» **Given problem**: Repeat the listing in full, word for word.

═══ Material shown ═══

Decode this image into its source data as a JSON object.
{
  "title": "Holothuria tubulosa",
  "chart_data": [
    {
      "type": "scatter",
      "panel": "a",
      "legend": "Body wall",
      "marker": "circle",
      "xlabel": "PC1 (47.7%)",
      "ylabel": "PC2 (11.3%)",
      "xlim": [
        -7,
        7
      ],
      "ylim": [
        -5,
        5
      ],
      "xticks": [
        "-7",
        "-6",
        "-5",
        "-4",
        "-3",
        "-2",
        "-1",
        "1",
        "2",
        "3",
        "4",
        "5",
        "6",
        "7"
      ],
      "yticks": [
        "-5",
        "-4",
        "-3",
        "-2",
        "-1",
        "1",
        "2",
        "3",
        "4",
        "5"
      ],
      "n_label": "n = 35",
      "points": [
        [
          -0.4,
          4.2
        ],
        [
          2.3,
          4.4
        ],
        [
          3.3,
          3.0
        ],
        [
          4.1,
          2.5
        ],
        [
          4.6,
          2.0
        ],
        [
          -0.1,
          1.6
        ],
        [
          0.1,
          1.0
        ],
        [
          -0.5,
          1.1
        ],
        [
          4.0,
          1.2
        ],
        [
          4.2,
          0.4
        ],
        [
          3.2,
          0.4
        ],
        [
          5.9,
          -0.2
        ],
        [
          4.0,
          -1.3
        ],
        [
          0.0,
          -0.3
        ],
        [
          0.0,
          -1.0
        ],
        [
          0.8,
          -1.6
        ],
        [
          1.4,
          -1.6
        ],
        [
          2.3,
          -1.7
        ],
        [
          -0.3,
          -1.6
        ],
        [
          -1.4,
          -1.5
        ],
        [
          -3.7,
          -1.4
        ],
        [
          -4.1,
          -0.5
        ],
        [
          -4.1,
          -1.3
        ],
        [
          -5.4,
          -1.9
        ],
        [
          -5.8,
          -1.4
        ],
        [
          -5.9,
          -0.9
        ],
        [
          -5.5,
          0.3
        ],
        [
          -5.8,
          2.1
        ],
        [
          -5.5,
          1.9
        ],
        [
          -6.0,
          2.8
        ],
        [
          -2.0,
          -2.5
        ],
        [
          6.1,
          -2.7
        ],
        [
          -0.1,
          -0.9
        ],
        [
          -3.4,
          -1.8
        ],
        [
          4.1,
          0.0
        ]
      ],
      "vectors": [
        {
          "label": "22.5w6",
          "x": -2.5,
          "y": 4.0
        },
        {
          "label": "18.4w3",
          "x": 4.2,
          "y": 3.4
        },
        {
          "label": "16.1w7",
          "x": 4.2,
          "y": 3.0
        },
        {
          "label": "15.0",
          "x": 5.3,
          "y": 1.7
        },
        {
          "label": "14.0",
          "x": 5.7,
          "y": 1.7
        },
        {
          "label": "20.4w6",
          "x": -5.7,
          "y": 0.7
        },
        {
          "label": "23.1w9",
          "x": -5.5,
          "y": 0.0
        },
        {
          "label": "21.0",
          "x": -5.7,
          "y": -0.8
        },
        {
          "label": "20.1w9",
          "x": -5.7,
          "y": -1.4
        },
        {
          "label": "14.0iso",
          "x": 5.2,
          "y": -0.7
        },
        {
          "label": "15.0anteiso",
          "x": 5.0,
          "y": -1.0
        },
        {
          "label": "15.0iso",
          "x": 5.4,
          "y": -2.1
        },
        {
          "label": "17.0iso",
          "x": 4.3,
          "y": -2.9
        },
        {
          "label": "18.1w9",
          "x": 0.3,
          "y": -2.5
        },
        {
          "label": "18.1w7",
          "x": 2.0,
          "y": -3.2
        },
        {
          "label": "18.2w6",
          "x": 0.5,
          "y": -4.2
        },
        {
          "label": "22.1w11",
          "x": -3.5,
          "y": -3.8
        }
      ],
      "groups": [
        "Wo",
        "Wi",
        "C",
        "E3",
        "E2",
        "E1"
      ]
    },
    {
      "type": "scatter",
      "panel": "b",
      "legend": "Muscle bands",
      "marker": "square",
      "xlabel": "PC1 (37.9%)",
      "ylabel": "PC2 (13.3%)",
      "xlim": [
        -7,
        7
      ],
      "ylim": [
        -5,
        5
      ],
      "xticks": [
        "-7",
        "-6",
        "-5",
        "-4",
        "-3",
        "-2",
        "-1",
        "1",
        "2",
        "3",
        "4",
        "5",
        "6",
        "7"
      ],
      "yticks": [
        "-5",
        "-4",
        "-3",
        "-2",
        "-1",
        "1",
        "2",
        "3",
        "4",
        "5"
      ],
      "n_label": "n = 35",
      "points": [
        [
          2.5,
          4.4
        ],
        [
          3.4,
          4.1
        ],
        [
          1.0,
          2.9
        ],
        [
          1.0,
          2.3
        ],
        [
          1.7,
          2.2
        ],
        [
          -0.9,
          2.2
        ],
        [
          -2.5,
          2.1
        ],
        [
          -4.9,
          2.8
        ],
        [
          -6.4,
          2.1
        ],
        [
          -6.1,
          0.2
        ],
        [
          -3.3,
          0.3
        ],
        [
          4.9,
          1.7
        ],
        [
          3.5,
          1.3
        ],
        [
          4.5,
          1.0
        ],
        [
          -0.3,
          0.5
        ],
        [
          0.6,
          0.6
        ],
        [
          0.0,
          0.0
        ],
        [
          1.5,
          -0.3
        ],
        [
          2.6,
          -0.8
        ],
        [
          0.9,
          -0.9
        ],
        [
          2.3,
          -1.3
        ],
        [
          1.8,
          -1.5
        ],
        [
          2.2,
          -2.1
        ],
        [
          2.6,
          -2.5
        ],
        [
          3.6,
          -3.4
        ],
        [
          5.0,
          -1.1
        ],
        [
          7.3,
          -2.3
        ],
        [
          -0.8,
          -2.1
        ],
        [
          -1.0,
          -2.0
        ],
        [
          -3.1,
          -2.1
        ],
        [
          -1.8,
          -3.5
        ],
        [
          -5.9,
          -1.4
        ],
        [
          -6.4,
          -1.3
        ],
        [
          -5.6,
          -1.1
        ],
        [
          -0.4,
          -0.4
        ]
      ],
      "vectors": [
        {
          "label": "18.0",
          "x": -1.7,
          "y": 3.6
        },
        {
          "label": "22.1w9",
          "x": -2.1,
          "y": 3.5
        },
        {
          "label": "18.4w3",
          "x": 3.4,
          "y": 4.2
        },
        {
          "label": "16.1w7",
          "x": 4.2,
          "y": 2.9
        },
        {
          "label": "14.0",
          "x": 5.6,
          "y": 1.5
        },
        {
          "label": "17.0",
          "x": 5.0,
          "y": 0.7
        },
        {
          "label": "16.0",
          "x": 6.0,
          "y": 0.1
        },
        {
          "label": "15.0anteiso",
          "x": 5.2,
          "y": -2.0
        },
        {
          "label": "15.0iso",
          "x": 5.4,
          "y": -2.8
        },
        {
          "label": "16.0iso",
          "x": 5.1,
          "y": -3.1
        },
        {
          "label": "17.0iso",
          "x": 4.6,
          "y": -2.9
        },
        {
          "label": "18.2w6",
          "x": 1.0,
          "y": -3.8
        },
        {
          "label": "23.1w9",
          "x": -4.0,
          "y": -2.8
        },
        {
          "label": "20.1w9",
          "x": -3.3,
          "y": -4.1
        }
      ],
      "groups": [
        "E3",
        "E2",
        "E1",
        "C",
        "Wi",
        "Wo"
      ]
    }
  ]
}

═══

» **Output below**:
Decode this image into its source data as a JSON object.
{
  "title": "Holothuria tubulosa",
  "chart_data": [
    {
      "type": "scatter",
      "panel": "a",
      "legend": "Body wall",
      "marker": "circle",
      "xlabel": "PC1 (47.7%)",
      "ylabel": "PC2 (11.3%)",
      "xlim": [
        -7,
        7
      ],
      "ylim": [
        -5,
        5
      ],
      "xticks": [
        "-7",
        "-6",
        "-5",
        "-4",
        "-3",
        "-2",
        "-1",
        "1",
        "2",
        "3",
        "4",
        "5",
        "6",
        "7"
      ],
      "yticks": [
        "-5",
        "-4",
        "-3",
        "-2",
        "-1",
        "1",
        "2",
        "3",
        "4",
        "5"
      ],
      "n_label": "n = 35",
      "points": [
        [
          -0.4,
          4.2
        ],
        [
          2.3,
          4.4
        ],
        [
          3.3,
          3.0
        ],
        [
          4.1,
          2.5
        ],
        [
          4.6,
          2.0
        ],
        [
          -0.1,
          1.6
        ],
        [
          0.1,
          1.0
        ],
        [
          -0.5,
          1.1
        ],
        [
          4.0,
          1.2
        ],
        [
          4.2,
          0.4
        ],
        [
          3.2,
          0.4
        ],
        [
          5.9,
          -0.2
        ],
        [
          4.0,
          -1.3
        ],
        [
          0.0,
          -0.3
        ],
        [
          0.0,
          -1.0
        ],
        [
          0.8,
          -1.6
        ],
        [
          1.4,
          -1.6
        ],
        [
          2.3,
          -1.7
        ],
        [
          -0.3,
          -1.6
        ],
        [
          -1.4,
          -1.5
        ],
        [
          -3.7,
          -1.4
        ],
        [
          -4.1,
          -0.5
        ],
        [
          -4.1,
          -1.3
        ],
        [
          -5.4,
          -1.9
        ],
        [
          -5.8,
          -1.4
        ],
        [
          -5.9,
          -0.9
        ],
        [
          -5.5,
          0.3
        ],
        [
          -5.8,
          2.1
        ],
        [
          -5.5,
          1.9
        ],
        [
          -6.0,
          2.8
        ],
        [
          -2.0,
          -2.5
        ],
        [
          6.1,
          -2.7
        ],
        [
          -0.1,
          -0.9
        ],
        [
          -3.4,
          -1.8
        ],
        [
          4.1,
          0.0
        ]
      ],
      "vectors": [
        {
          "label": "22.5w6",
          "x": -2.5,
          "y": 4.0
        },
        {
          "label": "18.4w3",
          "x": 4.2,
          "y": 3.4
        },
        {
          "label": "16.1w7",
          "x": 4.2,
          "y": 3.0
        },
        {
          "label": "15.0",
          "x": 5.3,
          "y": 1.7
        },
        {
          "label": "14.0",
          "x": 5.7,
          "y": 1.7
        },
        {
          "label": "20.4w6",
          "x": -5.7,
          "y": 0.7
        },
        {
          "label": "23.1w9",
          "x": -5.5,
          "y": 0.0
        },
        {
          "label": "21.0",
          "x": -5.7,
          "y": -0.8
        },
        {
          "label": "20.1w9",
          "x": -5.7,
          "y": -1.4
        },
        {
          "label": "14.0iso",
          "x": 5.2,
          "y": -0.7
        },
        {
          "label": "15.0anteiso",
          "x": 5.0,
          "y": -1.0
        },
        {
          "label": "15.0iso",
          "x": 5.4,
          "y": -2.1
        },
        {
          "label": "17.0iso",
          "x": 4.3,
          "y": -2.9
        },
        {
          "label": "18.1w9",
          "x": 0.3,
          "y": -2.5
        },
        {
          "label": "18.1w7",
          "x": 2.0,
          "y": -3.2
        },
        {
          "label": "18.2w6",
          "x": 0.5,
          "y": -4.2
        },
        {
          "label": "22.1w11",
          "x": -3.5,
          "y": -3.8
        }
      ],
      "groups": [
        "Wo",
        "Wi",
        "C",
        "E3",
        "E2",
        "E1"
      ]
    },
    {
      "type": "scatter",
      "panel": "b",
      "legend": "Muscle bands",
      "marker": "square",
      "xlabel": "PC1 (37.9%)",
      "ylabel": "PC2 (13.3%)",
      "xlim": [
        -7,
        7
      ],
      "ylim": [
        -5,
        5
      ],
      "xticks": [
        "-7",
        "-6",
        "-5",
        "-4",
        "-3",
        "-2",
        "-1",
        "1",
        "2",
        "3",
        "4",
        "5",
        "6",
        "7"
      ],
      "yticks": [
        "-5",
        "-4",
        "-3",
        "-2",
        "-1",
        "1",
        "2",
        "3",
        "4",
        "5"
      ],
      "n_label": "n = 35",
      "points": [
        [
          2.5,
          4.4
        ],
        [
          3.4,
          4.1
        ],
        [
          1.0,
          2.9
        ],
        [
          1.0,
          2.3
        ],
        [
          1.7,
          2.2
        ],
        [
          -0.9,
          2.2
        ],
        [
          -2.5,
          2.1
        ],
        [
          -4.9,
          2.8
        ],
        [
          -6.4,
          2.1
        ],
        [
          -6.1,
          0.2
        ],
        [
          -3.3,
          0.3
        ],
        [
          4.9,
          1.7
        ],
        [
          3.5,
          1.3
        ],
        [
          4.5,
          1.0
        ],
        [
          -0.3,
          0.5
        ],
        [
          0.6,
          0.6
        ],
        [
          0.0,
          0.0
        ],
        [
          1.5,
          -0.3
        ],
        [
          2.6,
          -0.8
        ],
        [
          0.9,
          -0.9
        ],
        [
          2.3,
          -1.3
        ],
        [
          1.8,
          -1.5
        ],
        [
          2.2,
          -2.1
        ],
        [
          2.6,
          -2.5
        ],
        [
          3.6,
          -3.4
        ],
        [
          5.0,
          -1.1
        ],
        [
          7.3,
          -2.3
        ],
        [
          -0.8,
          -2.1
        ],
        [
          -1.0,
          -2.0
        ],
        [
          -3.1,
          -2.1
        ],
        [
          -1.8,
          -3.5
        ],
        [
          -5.9,
          -1.4
        ],
        [
          -6.4,
          -1.3
        ],
        [
          -5.6,
          -1.1
        ],
        [
          -0.4,
          -0.4
        ]
      ],
      "vectors": [
        {
          "label": "18.0",
          "x": -1.7,
          "y": 3.6
        },
        {
          "label": "22.1w9",
          "x": -2.1,
          "y": 3.5
        },
        {
          "label": "18.4w3",
          "x": 3.4,
          "y": 4.2
        },
        {
          "label": "16.1w7",
          "x": 4.2,
          "y": 2.9
        },
        {
          "label": "14.0",
          "x": 5.6,
          "y": 1.5
        },
        {
          "label": "17.0",
          "x": 5.0,
          "y": 0.7
        },
        {
          "label": "16.0",
          "x": 6.0,
          "y": 0.1
        },
        {
          "label": "15.0anteiso",
          "x": 5.2,
          "y": -2.0
        },
        {
          "label": "15.0iso",
          "x": 5.4,
          "y": -2.8
        },
        {
          "label": "16.0iso",
          "x": 5.1,
          "y": -3.1
        },
        {
          "label": "17.0iso",
          "x": 4.6,
          "y": -2.9
        },
        {
          "label": "18.2w6",
          "x": 1.0,
          "y": -3.8
        },
        {
          "label": "23.1w9",
          "x": -4.0,
          "y": -2.8
        },
        {
          "label": "20.1w9",
          "x": -3.3,
          "y": -4.1
        }
      ],
      "groups": [
        "E3",
        "E2",
        "E1",
        "C",
        "Wi",
        "Wo"
      ]
    }
  ]
}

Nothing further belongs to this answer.